WHAT YOU ARE ASKED TO DO: Check every line of the material below for the string "JSON", and return the ones that have it.

EXCERPTED DATA:
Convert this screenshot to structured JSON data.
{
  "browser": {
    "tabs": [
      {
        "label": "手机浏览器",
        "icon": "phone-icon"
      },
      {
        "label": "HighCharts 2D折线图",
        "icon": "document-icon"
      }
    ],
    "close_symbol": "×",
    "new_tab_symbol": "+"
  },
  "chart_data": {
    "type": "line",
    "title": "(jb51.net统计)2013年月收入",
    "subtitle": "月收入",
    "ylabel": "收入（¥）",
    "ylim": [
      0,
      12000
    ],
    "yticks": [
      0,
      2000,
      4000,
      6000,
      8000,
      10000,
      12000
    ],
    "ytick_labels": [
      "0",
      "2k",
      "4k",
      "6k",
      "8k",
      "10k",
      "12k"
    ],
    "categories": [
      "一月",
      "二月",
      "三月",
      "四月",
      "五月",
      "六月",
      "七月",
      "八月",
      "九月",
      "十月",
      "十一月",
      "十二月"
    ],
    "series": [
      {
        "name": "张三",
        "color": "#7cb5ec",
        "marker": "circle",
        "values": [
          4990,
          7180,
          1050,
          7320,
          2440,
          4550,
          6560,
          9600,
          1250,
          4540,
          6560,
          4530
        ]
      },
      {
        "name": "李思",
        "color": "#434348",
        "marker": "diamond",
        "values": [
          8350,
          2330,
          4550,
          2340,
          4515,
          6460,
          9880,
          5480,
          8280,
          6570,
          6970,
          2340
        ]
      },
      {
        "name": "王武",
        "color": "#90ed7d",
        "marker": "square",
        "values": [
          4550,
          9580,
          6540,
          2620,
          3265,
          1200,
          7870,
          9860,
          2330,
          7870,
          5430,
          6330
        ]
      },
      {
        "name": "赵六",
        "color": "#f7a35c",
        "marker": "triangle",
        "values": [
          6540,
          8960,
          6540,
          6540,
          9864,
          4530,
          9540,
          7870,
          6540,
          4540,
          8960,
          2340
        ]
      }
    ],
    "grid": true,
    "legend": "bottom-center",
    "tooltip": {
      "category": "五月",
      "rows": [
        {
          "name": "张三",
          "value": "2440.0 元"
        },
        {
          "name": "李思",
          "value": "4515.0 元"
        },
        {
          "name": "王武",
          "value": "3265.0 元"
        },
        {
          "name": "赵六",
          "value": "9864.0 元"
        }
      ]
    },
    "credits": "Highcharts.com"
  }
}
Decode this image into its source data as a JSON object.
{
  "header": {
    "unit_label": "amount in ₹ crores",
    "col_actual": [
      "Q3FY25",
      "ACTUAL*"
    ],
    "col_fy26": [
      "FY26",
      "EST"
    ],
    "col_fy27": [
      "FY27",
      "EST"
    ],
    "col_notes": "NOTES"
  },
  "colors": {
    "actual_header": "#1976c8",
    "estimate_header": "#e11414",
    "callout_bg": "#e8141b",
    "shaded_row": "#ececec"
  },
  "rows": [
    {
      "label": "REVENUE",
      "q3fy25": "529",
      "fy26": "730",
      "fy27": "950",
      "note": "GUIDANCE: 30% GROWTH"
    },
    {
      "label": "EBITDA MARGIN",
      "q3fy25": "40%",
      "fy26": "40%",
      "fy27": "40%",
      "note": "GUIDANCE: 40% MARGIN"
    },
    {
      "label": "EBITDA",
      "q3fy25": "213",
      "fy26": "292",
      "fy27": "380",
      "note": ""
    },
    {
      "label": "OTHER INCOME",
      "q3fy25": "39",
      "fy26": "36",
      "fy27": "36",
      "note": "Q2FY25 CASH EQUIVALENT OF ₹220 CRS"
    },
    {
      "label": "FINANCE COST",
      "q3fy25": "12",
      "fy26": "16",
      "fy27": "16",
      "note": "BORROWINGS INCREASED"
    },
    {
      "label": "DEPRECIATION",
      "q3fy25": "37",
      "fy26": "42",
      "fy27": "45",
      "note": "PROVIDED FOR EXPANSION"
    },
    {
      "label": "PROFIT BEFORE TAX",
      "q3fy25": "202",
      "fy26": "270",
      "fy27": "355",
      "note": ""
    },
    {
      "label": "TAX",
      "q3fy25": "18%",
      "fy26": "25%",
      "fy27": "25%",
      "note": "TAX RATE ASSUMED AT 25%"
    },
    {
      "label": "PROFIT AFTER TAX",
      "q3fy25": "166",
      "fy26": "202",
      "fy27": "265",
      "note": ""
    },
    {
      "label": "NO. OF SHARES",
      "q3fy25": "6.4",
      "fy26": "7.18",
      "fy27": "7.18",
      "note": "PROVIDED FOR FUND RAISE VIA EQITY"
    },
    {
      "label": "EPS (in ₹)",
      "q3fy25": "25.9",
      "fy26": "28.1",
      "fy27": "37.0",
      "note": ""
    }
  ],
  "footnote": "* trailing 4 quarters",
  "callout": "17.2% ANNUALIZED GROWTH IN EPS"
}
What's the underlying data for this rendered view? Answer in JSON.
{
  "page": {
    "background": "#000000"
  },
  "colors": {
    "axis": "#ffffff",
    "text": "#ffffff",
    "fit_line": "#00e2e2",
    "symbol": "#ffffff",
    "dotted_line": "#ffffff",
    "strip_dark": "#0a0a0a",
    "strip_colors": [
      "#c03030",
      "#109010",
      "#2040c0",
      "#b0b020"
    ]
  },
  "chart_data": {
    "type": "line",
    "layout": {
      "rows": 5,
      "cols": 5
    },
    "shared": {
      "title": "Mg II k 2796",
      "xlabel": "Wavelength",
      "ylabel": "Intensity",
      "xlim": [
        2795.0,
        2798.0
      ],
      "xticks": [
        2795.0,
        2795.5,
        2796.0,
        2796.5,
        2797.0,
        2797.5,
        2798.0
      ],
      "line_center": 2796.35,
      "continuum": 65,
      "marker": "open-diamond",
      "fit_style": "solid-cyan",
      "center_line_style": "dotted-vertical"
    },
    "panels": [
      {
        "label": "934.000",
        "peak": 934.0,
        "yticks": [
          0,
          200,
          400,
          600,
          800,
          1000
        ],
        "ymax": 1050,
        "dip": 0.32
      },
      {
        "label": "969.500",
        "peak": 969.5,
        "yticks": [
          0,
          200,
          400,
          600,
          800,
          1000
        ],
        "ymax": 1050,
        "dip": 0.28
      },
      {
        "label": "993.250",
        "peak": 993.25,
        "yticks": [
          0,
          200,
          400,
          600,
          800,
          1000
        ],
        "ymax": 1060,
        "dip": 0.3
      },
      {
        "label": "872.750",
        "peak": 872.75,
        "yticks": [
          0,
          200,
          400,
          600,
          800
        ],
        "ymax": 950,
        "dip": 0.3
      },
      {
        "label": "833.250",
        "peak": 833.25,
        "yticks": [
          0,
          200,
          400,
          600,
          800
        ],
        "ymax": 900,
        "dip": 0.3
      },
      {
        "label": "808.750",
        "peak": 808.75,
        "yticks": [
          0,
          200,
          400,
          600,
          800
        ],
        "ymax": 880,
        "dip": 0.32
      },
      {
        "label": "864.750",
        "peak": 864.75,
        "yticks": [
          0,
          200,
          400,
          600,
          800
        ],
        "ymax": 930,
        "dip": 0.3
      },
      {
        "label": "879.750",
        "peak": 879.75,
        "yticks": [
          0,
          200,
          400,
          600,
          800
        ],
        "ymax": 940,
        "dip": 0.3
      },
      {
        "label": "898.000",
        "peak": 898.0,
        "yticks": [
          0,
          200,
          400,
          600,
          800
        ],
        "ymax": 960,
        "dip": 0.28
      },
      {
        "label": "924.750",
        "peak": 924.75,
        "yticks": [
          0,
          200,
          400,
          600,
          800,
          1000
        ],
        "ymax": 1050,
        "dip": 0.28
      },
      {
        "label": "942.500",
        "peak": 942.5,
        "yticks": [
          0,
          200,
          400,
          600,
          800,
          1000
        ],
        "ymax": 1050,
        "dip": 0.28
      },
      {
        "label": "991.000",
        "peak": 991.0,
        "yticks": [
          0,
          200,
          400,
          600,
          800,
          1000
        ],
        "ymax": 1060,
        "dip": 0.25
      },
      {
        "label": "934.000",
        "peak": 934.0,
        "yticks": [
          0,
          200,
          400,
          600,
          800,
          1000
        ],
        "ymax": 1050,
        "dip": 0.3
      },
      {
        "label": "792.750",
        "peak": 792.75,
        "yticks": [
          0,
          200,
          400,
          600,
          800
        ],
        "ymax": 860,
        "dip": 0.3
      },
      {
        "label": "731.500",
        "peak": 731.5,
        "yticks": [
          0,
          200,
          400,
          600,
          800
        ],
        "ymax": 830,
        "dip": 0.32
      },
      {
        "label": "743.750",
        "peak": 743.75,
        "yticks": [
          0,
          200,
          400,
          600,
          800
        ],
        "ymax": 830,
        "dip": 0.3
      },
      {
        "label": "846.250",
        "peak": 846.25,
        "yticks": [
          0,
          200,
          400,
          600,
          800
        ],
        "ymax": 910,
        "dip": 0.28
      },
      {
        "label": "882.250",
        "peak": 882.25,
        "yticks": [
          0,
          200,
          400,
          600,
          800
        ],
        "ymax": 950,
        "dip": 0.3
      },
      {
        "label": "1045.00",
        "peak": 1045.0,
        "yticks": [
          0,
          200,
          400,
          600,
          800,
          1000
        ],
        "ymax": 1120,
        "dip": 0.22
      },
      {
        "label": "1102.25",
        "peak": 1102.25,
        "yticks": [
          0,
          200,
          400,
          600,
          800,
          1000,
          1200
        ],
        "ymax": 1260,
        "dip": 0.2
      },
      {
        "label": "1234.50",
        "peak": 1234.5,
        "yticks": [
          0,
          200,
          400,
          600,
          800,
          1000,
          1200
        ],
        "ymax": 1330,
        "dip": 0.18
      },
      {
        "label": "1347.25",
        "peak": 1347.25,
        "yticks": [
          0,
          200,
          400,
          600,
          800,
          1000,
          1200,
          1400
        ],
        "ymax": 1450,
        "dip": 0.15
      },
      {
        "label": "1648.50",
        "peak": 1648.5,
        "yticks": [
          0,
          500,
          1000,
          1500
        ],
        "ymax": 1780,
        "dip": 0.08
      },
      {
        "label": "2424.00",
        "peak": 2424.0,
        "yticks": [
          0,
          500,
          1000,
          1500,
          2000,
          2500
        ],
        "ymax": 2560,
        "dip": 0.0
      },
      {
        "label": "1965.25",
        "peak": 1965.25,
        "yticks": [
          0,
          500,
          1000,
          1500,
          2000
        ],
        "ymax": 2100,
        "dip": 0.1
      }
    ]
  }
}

ANSWER TO THE PROBLEM:
Convert this screenshot to structured JSON data.
Decode this image into its source data as a JSON object.
What's the underlying data for this rendered view? Answer in JSON.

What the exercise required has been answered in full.